> _PROVIDED ENTRIES_:

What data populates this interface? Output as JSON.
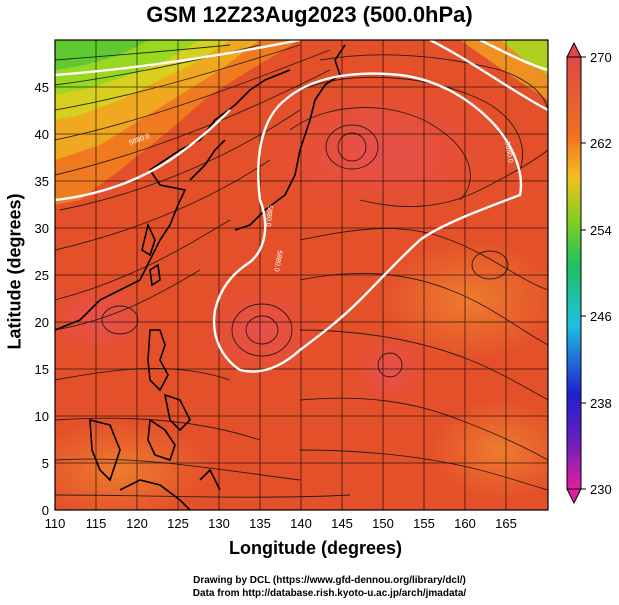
{
  "title": "GSM 12Z23Aug2023 (500.0hPa)",
  "x_axis": {
    "label": "Longitude (degrees)",
    "min": 110,
    "max": 170,
    "ticks": [
      110,
      115,
      120,
      125,
      130,
      135,
      140,
      145,
      150,
      155,
      160,
      165
    ]
  },
  "y_axis": {
    "label": "Latitude  (degrees)",
    "min": 0,
    "max": 50,
    "ticks": [
      0,
      5,
      10,
      15,
      20,
      25,
      30,
      35,
      40,
      45
    ]
  },
  "colorbar": {
    "min": 230,
    "max": 270,
    "ticks": [
      270,
      262,
      254,
      246,
      238,
      230
    ],
    "colors": [
      "#e020a0",
      "#2020d0",
      "#20c0e0",
      "#20c040",
      "#b0e020",
      "#f0a020",
      "#e04020",
      "#e04848"
    ]
  },
  "contour_label": "5880.0",
  "credits": {
    "line1": "Drawing by DCL (https://www.gfd-dennou.org/library/dcl/)",
    "line2": "Data from http://database.rish.kyoto-u.ac.jp/arch/jmadata/"
  }
}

> _EXERCISE PROMPT_: Reproduce each line exactly, please, except for any pictures.

> _RESULT OF THIS EXERCISE_:
What data populates this interface? Output as JSON.
{
  "title": "GSM 12Z23Aug2023 (500.0hPa)",
  "x_axis": {
    "label": "Longitude (degrees)",
    "min": 110,
    "max": 170,
    "ticks": [
      110,
      115,
      120,
      125,
      130,
      135,
      140,
      145,
      150,
      155,
      160,
      165
    ]
  },
  "y_axis": {
    "label": "Latitude  (degrees)",
    "min": 0,
    "max": 50,
    "ticks": [
      0,
      5,
      10,
      15,
      20,
      25,
      30,
      35,
      40,
      45
    ]
  },
  "colorbar": {
    "min": 230,
    "max": 270,
    "ticks": [
      270,
      262,
      254,
      246,
      238,
      230
    ],
    "colors": [
      "#e020a0",
      "#2020d0",
      "#20c0e0",
      "#20c040",
      "#b0e020",
      "#f0a020",
      "#e04020",
      "#e04848"
    ]
  },
  "contour_label": "5880.0",
  "credits": {
    "line1": "Drawing by DCL (https://www.gfd-dennou.org/library/dcl/)",
    "line2": "Data from http://database.rish.kyoto-u.ac.jp/arch/jmadata/"
  }
}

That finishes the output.